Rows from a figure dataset
━━━━━━━━
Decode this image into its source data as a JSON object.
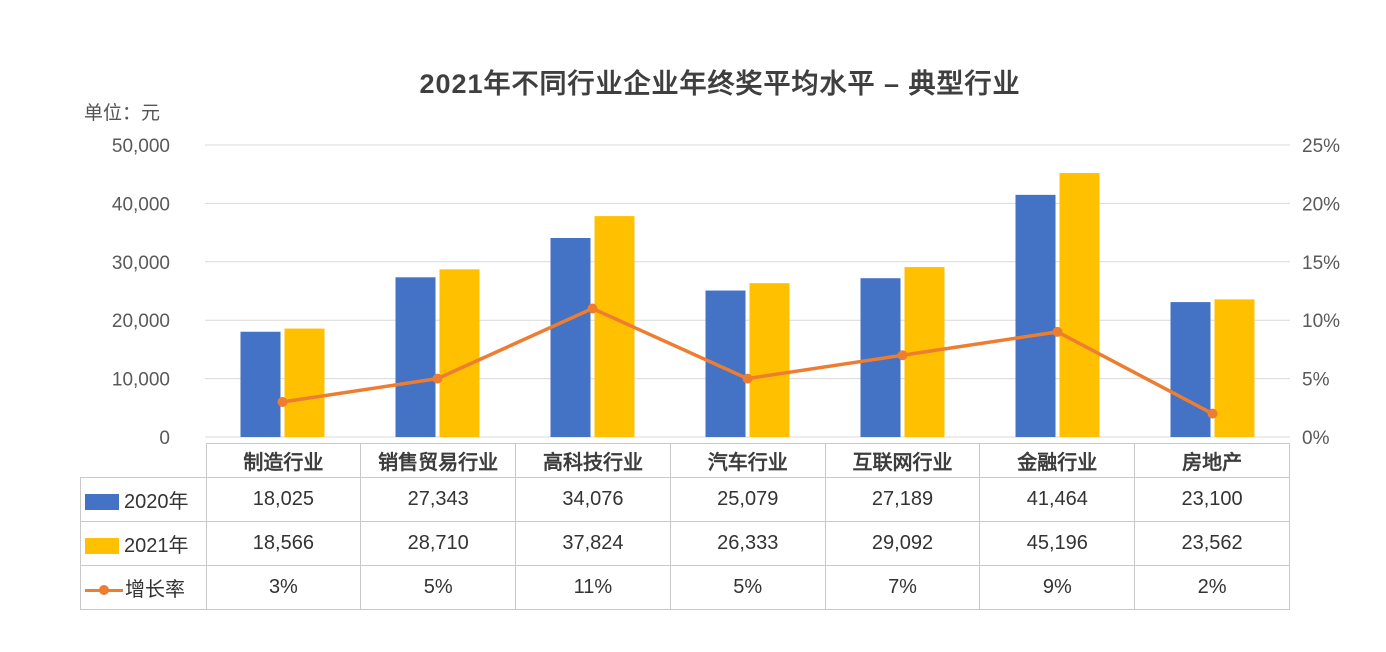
{
  "chart_data": {
    "type": "combo",
    "subtypes": [
      "bar",
      "line"
    ],
    "title": "2021年不同行业企业年终奖平均水平 – 典型行业",
    "unit_label": "单位：元",
    "categories": [
      "制造行业",
      "销售贸易行业",
      "高科技行业",
      "汽车行业",
      "互联网行业",
      "金融行业",
      "房地产"
    ],
    "series": [
      {
        "name": "2020年",
        "type": "bar",
        "color": "#4472c4",
        "values": [
          18025,
          27343,
          34076,
          25079,
          27189,
          41464,
          23100
        ]
      },
      {
        "name": "2021年",
        "type": "bar",
        "color": "#ffc000",
        "values": [
          18566,
          28710,
          37824,
          26333,
          29092,
          45196,
          23562
        ]
      },
      {
        "name": "增长率",
        "type": "line",
        "color": "#ed7d31",
        "axis": "right",
        "values_pct": [
          3,
          5,
          11,
          5,
          7,
          9,
          2
        ]
      }
    ],
    "left_axis": {
      "min": 0,
      "max": 50000,
      "step": 10000,
      "tick_labels": [
        "0",
        "10,000",
        "20,000",
        "30,000",
        "40,000",
        "50,000"
      ]
    },
    "right_axis": {
      "min": 0,
      "max": 25,
      "step": 5,
      "tick_labels": [
        "0%",
        "5%",
        "10%",
        "15%",
        "20%",
        "25%"
      ]
    },
    "grid": true,
    "gridline_color": "#d9d9d9",
    "legend_position": "table-left"
  },
  "table": {
    "headers": [
      "制造行业",
      "销售贸易行业",
      "高科技行业",
      "汽车行业",
      "互联网行业",
      "金融行业",
      "房地产"
    ],
    "rows": [
      {
        "legend": "2020年",
        "marker": "bar",
        "color": "#4472c4",
        "cells": [
          "18,025",
          "27,343",
          "34,076",
          "25,079",
          "27,189",
          "41,464",
          "23,100"
        ]
      },
      {
        "legend": "2021年",
        "marker": "bar",
        "color": "#ffc000",
        "cells": [
          "18,566",
          "28,710",
          "37,824",
          "26,333",
          "29,092",
          "45,196",
          "23,562"
        ]
      },
      {
        "legend": "增长率",
        "marker": "line",
        "color": "#ed7d31",
        "cells": [
          "3%",
          "5%",
          "11%",
          "5%",
          "7%",
          "9%",
          "2%"
        ]
      }
    ]
  }
}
━━━━━━━━
Retype the listing exactly. Pictures do not belong in the copy.

• _Response below_
Decode this image into its source data as a JSON object.
{
  "chart_data": {
    "type": "combo",
    "subtypes": [
      "bar",
      "line"
    ],
    "title": "2021年不同行业企业年终奖平均水平 – 典型行业",
    "unit_label": "单位：元",
    "categories": [
      "制造行业",
      "销售贸易行业",
      "高科技行业",
      "汽车行业",
      "互联网行业",
      "金融行业",
      "房地产"
    ],
    "series": [
      {
        "name": "2020年",
        "type": "bar",
        "color": "#4472c4",
        "values": [
          18025,
          27343,
          34076,
          25079,
          27189,
          41464,
          23100
        ]
      },
      {
        "name": "2021年",
        "type": "bar",
        "color": "#ffc000",
        "values": [
          18566,
          28710,
          37824,
          26333,
          29092,
          45196,
          23562
        ]
      },
      {
        "name": "增长率",
        "type": "line",
        "color": "#ed7d31",
        "axis": "right",
        "values_pct": [
          3,
          5,
          11,
          5,
          7,
          9,
          2
        ]
      }
    ],
    "left_axis": {
      "min": 0,
      "max": 50000,
      "step": 10000,
      "tick_labels": [
        "0",
        "10,000",
        "20,000",
        "30,000",
        "40,000",
        "50,000"
      ]
    },
    "right_axis": {
      "min": 0,
      "max": 25,
      "step": 5,
      "tick_labels": [
        "0%",
        "5%",
        "10%",
        "15%",
        "20%",
        "25%"
      ]
    },
    "grid": true,
    "gridline_color": "#d9d9d9",
    "legend_position": "table-left"
  },
  "table": {
    "headers": [
      "制造行业",
      "销售贸易行业",
      "高科技行业",
      "汽车行业",
      "互联网行业",
      "金融行业",
      "房地产"
    ],
    "rows": [
      {
        "legend": "2020年",
        "marker": "bar",
        "color": "#4472c4",
        "cells": [
          "18,025",
          "27,343",
          "34,076",
          "25,079",
          "27,189",
          "41,464",
          "23,100"
        ]
      },
      {
        "legend": "2021年",
        "marker": "bar",
        "color": "#ffc000",
        "cells": [
          "18,566",
          "28,710",
          "37,824",
          "26,333",
          "29,092",
          "45,196",
          "23,562"
        ]
      },
      {
        "legend": "增长率",
        "marker": "line",
        "color": "#ed7d31",
        "cells": [
          "3%",
          "5%",
          "11%",
          "5%",
          "7%",
          "9%",
          "2%"
        ]
      }
    ]
  }
}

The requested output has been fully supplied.